Goal: Records follow. Pull out every line that contains "您持有的小目标".

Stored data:

== == ==

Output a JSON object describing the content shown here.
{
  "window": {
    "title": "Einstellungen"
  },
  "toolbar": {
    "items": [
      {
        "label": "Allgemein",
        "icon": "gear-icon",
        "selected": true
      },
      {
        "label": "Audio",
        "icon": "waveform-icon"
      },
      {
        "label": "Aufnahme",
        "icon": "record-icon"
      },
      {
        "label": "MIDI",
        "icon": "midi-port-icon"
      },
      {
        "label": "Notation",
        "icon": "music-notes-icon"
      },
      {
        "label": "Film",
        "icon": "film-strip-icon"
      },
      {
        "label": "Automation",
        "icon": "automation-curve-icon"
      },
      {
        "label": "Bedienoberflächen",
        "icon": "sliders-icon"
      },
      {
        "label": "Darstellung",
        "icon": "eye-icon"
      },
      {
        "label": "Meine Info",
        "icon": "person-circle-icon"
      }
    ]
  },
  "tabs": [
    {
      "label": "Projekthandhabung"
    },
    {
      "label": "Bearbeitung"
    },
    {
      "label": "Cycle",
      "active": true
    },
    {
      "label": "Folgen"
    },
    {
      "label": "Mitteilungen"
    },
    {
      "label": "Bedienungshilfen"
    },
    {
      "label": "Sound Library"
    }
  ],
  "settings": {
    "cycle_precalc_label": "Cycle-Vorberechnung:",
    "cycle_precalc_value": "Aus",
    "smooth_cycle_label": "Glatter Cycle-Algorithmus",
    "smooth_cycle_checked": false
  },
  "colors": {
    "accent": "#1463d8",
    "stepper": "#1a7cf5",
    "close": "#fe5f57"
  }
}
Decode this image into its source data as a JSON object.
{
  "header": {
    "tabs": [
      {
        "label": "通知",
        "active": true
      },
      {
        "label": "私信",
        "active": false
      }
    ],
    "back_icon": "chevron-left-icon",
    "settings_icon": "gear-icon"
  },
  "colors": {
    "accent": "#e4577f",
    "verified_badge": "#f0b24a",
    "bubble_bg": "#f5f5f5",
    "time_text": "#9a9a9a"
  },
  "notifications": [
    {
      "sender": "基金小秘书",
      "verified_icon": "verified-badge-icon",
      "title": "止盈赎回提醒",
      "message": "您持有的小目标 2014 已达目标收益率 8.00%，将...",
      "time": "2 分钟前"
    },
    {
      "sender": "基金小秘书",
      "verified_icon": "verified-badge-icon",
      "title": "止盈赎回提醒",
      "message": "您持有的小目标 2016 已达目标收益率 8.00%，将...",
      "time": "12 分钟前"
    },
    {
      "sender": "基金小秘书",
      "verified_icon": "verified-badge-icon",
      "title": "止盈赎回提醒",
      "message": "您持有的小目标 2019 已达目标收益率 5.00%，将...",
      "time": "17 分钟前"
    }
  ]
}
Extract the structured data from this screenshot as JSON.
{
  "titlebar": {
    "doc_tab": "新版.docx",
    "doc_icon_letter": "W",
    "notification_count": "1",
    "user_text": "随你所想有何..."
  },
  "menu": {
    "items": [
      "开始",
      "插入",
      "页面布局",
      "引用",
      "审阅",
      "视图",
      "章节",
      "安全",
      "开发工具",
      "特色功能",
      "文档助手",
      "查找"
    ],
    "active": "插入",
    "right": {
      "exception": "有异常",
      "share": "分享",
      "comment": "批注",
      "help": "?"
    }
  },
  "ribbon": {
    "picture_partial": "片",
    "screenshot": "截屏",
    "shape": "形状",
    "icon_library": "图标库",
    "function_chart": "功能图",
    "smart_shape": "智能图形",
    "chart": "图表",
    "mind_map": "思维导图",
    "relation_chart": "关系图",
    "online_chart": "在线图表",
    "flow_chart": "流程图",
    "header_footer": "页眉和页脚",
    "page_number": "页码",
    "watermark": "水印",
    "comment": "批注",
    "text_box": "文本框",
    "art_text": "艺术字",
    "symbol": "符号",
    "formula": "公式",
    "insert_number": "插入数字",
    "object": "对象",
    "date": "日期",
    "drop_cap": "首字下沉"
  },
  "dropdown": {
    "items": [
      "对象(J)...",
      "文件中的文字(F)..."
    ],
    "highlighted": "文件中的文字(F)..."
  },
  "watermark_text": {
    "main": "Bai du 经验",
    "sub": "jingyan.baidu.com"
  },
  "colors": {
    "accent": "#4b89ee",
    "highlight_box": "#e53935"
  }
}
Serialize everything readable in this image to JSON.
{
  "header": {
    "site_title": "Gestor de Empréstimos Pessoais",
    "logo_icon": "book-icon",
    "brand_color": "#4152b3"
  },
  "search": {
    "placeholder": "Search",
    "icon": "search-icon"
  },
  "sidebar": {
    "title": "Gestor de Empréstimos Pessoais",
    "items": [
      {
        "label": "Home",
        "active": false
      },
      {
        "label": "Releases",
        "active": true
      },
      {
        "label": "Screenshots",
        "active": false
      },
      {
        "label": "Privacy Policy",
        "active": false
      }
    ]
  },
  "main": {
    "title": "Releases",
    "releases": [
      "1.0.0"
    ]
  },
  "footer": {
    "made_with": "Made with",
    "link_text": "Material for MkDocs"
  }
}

== == ==

Result:
      "message": "您持有的小目标 2014 已达目标收益率 8.00%，将...",
      "message": "您持有的小目标 2016 已达目标收益率 8.00%，将...",
      "message": "您持有的小目标 2019 已达目标收益率 5.00%，将...",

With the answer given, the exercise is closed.